━━━ Supplied data ━━━

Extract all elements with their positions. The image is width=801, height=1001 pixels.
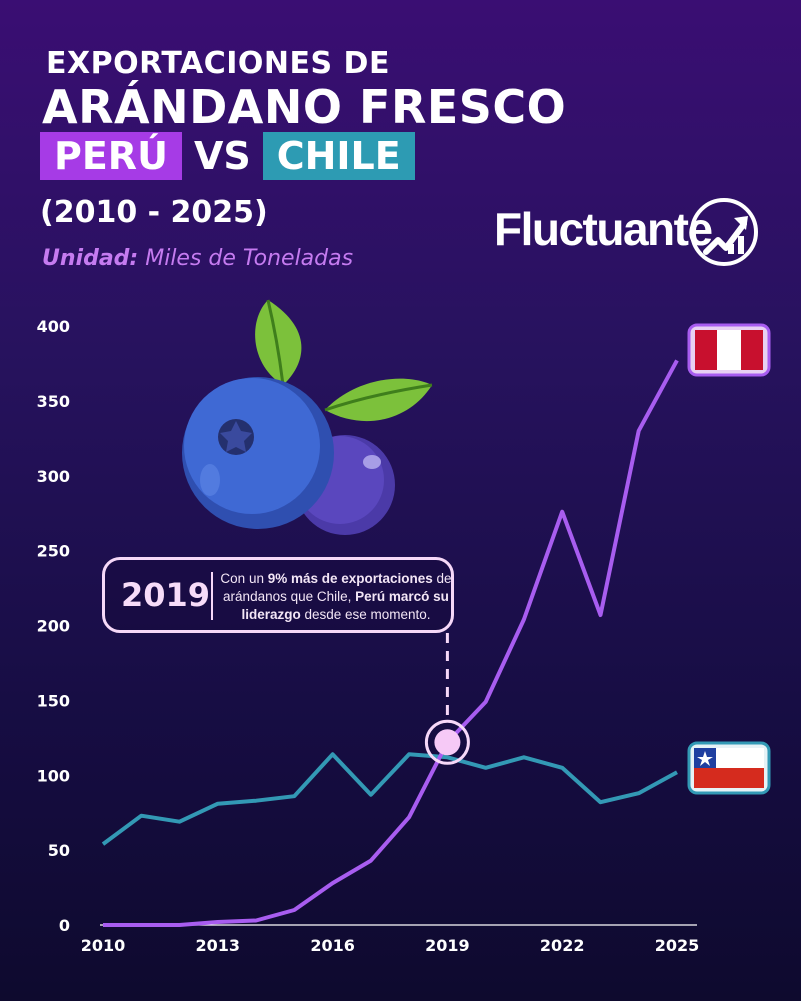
title-line-2: ARÁNDANO FRESCO <box>42 80 567 134</box>
y-axis-ticks: 0 50 100 150 200 250 300 350 400 <box>37 317 70 935</box>
x-tick-label: 2013 <box>196 936 241 955</box>
peru-flag-icon <box>687 323 771 377</box>
callout-text-part-4: Perú marcó su liderazgo <box>241 589 449 622</box>
series-line-chile <box>101 752 678 846</box>
y-tick-label: 50 <box>48 841 70 860</box>
y-tick-label: 250 <box>37 542 70 561</box>
trend-arrow-icon <box>690 198 758 266</box>
y-tick-label: 300 <box>37 467 70 486</box>
x-tick-label: 2010 <box>81 936 126 955</box>
callout-text-part-3: de arándanos que Chile, <box>223 571 452 604</box>
chile-flag-icon <box>687 741 771 795</box>
callout-divider <box>211 572 213 620</box>
y-tick-label: 350 <box>37 392 70 411</box>
callout-text: Con un 9% más de exportaciones de aránda… <box>219 570 453 624</box>
blueberry-illustration <box>182 299 433 535</box>
vs-label: VS <box>193 134 251 178</box>
highlight-dot <box>434 729 461 756</box>
series-line-peru <box>103 359 679 927</box>
title-line-1: EXPORTACIONES DE <box>46 46 390 81</box>
callout-box: 2019 Con un 9% más de exportaciones de a… <box>102 557 454 633</box>
x-tick-label: 2022 <box>540 936 585 955</box>
x-tick-label: 2016 <box>310 936 355 955</box>
year-range: (2010 - 2025) <box>40 195 268 230</box>
x-tick-label: 2025 <box>655 936 700 955</box>
callout-text-part-1: Con un <box>220 571 268 586</box>
y-tick-label: 400 <box>37 317 70 336</box>
y-tick-label: 0 <box>59 916 70 935</box>
country-a-badge: PERÚ <box>40 132 182 180</box>
highlight-ring <box>424 719 470 765</box>
unit-caption: Unidad: Miles de Toneladas <box>42 246 353 271</box>
y-tick-label: 100 <box>37 766 70 785</box>
callout-text-part-2: 9% más de exportaciones <box>267 571 433 586</box>
unit-value: Miles de Toneladas <box>145 246 354 271</box>
x-tick-label: 2019 <box>425 936 470 955</box>
x-axis-ticks: 2010 2013 2016 2019 2022 2025 <box>81 936 700 955</box>
y-tick-label: 150 <box>37 691 70 710</box>
y-tick-label: 200 <box>37 617 70 636</box>
highlight-marker-2019 <box>424 719 470 765</box>
callout-text-part-5: desde ese momento. <box>300 607 431 622</box>
title-comparison: PERÚ VS CHILE <box>40 132 415 180</box>
country-b-badge: CHILE <box>262 132 415 180</box>
callout-year: 2019 <box>121 576 211 614</box>
unit-label: Unidad: <box>42 246 139 271</box>
brand-name: Fluctuante <box>494 203 713 255</box>
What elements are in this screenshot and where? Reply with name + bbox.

━━━

Problem to work on.
Set out every line of the rows above as a numbered list, skipping any blank lines and leaving out the pictures.

Task answer.
1. Extract all elements with their positions. The image is width=801, height=1001 pixels.
2. title-line-2: ARÁNDANO FRESCO <box>42 80 567 134</box>
3. y-axis-ticks: 0 50 100 150 200 250 300 350 400 <box>37 317 70 935</box>
4. x-tick-label: 2013 <box>196 936 241 955</box>
5. peru-flag-icon <box>687 323 771 377</box>
6. callout-text-part-4: Perú marcó su liderazgo <box>241 589 449 622</box>
7. series-line-chile <box>101 752 678 846</box>
8. y-tick-label: 50 <box>48 841 70 860</box>
9. y-tick-label: 250 <box>37 542 70 561</box>
10. trend-arrow-icon <box>690 198 758 266</box>
11. y-tick-label: 300 <box>37 467 70 486</box>
12. x-tick-label: 2010 <box>81 936 126 955</box>
13. callout-text-part-3: de arándanos que Chile, <box>223 571 452 604</box>
14. chile-flag-icon <box>687 741 771 795</box>
15. callout-divider <box>211 572 213 620</box>
16. y-tick-label: 350 <box>37 392 70 411</box>
17. callout-text: Con un 9% más de exportaciones de aránda… <box>219 570 453 624</box>
18. blueberry-illustration <box>182 299 433 535</box>
19. vs-label: VS <box>193 134 251 178</box>
20. highlight-dot <box>434 729 461 756</box>
21. series-line-peru <box>103 359 679 927</box>
22. title-line-1: EXPORTACIONES DE <box>46 46 390 81</box>
23. callout-box: 2019 Con un 9% más de exportaciones de a… <box>102 557 454 633</box>
24. x-tick-label: 2022 <box>540 936 585 955</box>
25. x-tick-label: 2016 <box>310 936 355 955</box>
26. year-range: (2010 - 2025) <box>40 195 268 230</box>
27. x-tick-label: 2025 <box>655 936 700 955</box>
28. callout-text-part-1: Con un <box>220 571 268 586</box>
29. y-tick-label: 400 <box>37 317 70 336</box>
30. y-tick-label: 0 <box>59 916 70 935</box>
31. country-a-badge: PERÚ <box>40 132 182 180</box>
32. highlight-ring <box>424 719 470 765</box>
33. unit-caption: Unidad: Miles de Toneladas <box>42 246 353 271</box>
34. y-tick-label: 100 <box>37 766 70 785</box>
35. callout-text-part-2: 9% más de exportaciones <box>267 571 433 586</box>
36. unit-value: Miles de Toneladas <box>145 246 354 271</box>
37. x-tick-label: 2019 <box>425 936 470 955</box>
38. x-axis-ticks: 2010 2013 2016 2019 2022 2025 <box>81 936 700 955</box>
39. y-tick-label: 150 <box>37 691 70 710</box>
40. y-tick-label: 200 <box>37 617 70 636</box>
41. highlight-marker-2019 <box>424 719 470 765</box>
42. callout-text-part-5: desde ese momento. <box>300 607 431 622</box>
43. title-comparison: PERÚ VS CHILE <box>40 132 415 180</box>
44. country-b-badge: CHILE <box>262 132 415 180</box>
45. callout-year: 2019 <box>121 576 211 614</box>
46. unit-label: Unidad: <box>42 246 139 271</box>
47. brand-name: Fluctuante <box>494 203 713 255</box>
48. What elements are in this screenshot and where? Reply with name + bbox.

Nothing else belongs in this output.